▸ Data to process:
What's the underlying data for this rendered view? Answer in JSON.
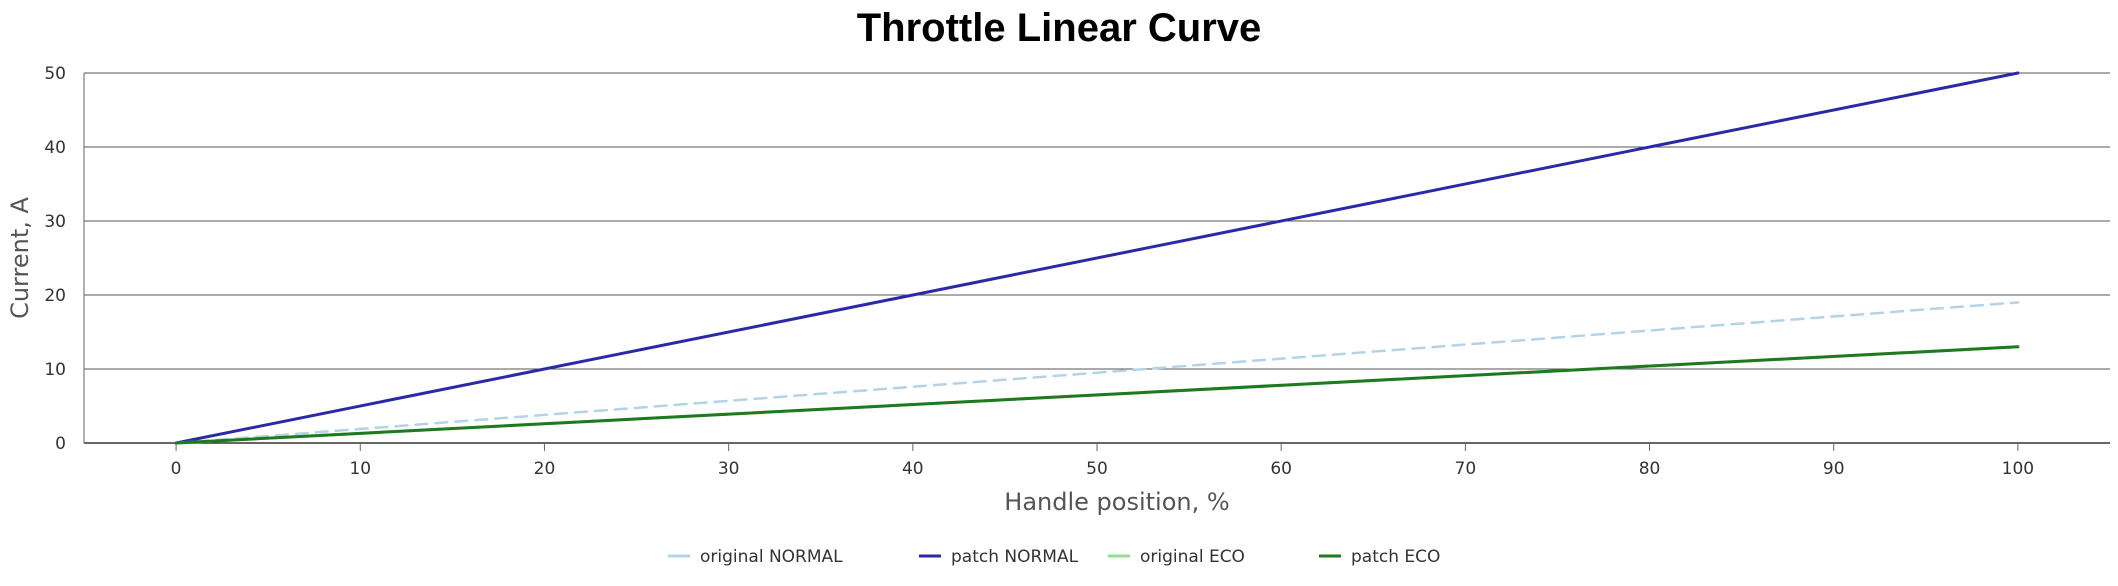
{
  "chart_data": {
    "type": "line",
    "title": "Throttle Linear Curve",
    "xlabel": "Handle position, %",
    "ylabel": "Current, A",
    "xlim": [
      -5,
      105
    ],
    "ylim": [
      0,
      50
    ],
    "x_ticks": [
      0,
      10,
      20,
      30,
      40,
      50,
      60,
      70,
      80,
      90,
      100
    ],
    "y_ticks": [
      0,
      10,
      20,
      30,
      40,
      50
    ],
    "grid": "horizontal",
    "legend_position": "bottom",
    "series": [
      {
        "name": "original NORMAL",
        "color": "#b3d4e6",
        "dash": "dashed",
        "x": [
          0,
          100
        ],
        "y": [
          0,
          19
        ]
      },
      {
        "name": "patch NORMAL",
        "color": "#2a2aa8",
        "dash": "solid",
        "x": [
          0,
          100
        ],
        "y": [
          0,
          50
        ]
      },
      {
        "name": "original ECO",
        "color": "#90e090",
        "dash": "solid",
        "x": [
          0,
          100
        ],
        "y": [
          0,
          13
        ]
      },
      {
        "name": "patch ECO",
        "color": "#1f7a1f",
        "dash": "solid",
        "x": [
          0,
          100
        ],
        "y": [
          0,
          13
        ]
      }
    ]
  }
}
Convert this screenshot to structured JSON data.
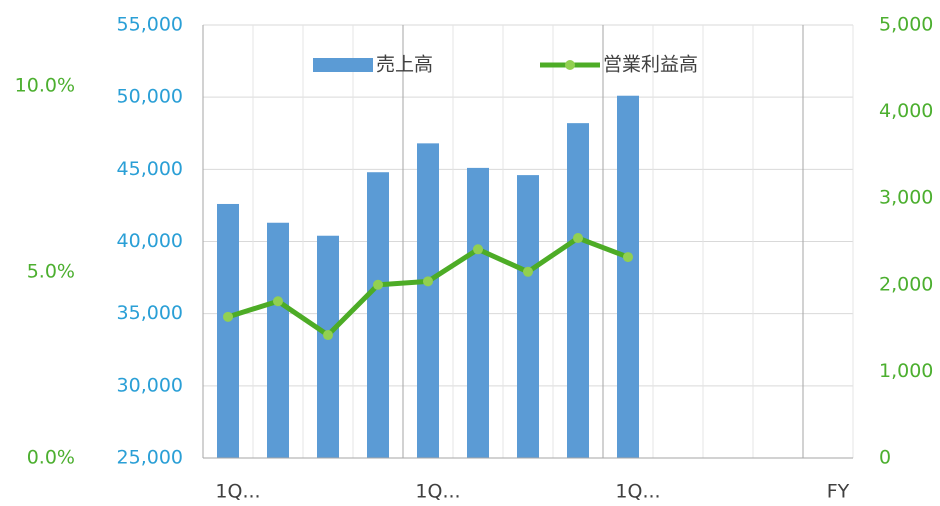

▸ Goal: Repeat the entries exactly and keep the pictures out of the copy.

▸ Solution for this exercise:
What's the underlying data for this rendered view? Answer in JSON.
{
  "chart_data": {
    "type": "line",
    "title": "Throttle Linear Curve",
    "xlabel": "Handle position, %",
    "ylabel": "Current, A",
    "xlim": [
      -5,
      105
    ],
    "ylim": [
      0,
      50
    ],
    "x_ticks": [
      0,
      10,
      20,
      30,
      40,
      50,
      60,
      70,
      80,
      90,
      100
    ],
    "y_ticks": [
      0,
      10,
      20,
      30,
      40,
      50
    ],
    "grid": "horizontal",
    "legend_position": "bottom",
    "series": [
      {
        "name": "original NORMAL",
        "color": "#b3d4e6",
        "dash": "dashed",
        "x": [
          0,
          100
        ],
        "y": [
          0,
          19
        ]
      },
      {
        "name": "patch NORMAL",
        "color": "#2a2aa8",
        "dash": "solid",
        "x": [
          0,
          100
        ],
        "y": [
          0,
          50
        ]
      },
      {
        "name": "original ECO",
        "color": "#90e090",
        "dash": "solid",
        "x": [
          0,
          100
        ],
        "y": [
          0,
          13
        ]
      },
      {
        "name": "patch ECO",
        "color": "#1f7a1f",
        "dash": "solid",
        "x": [
          0,
          100
        ],
        "y": [
          0,
          13
        ]
      }
    ]
  }
}
Convert this screenshot to structured JSON data.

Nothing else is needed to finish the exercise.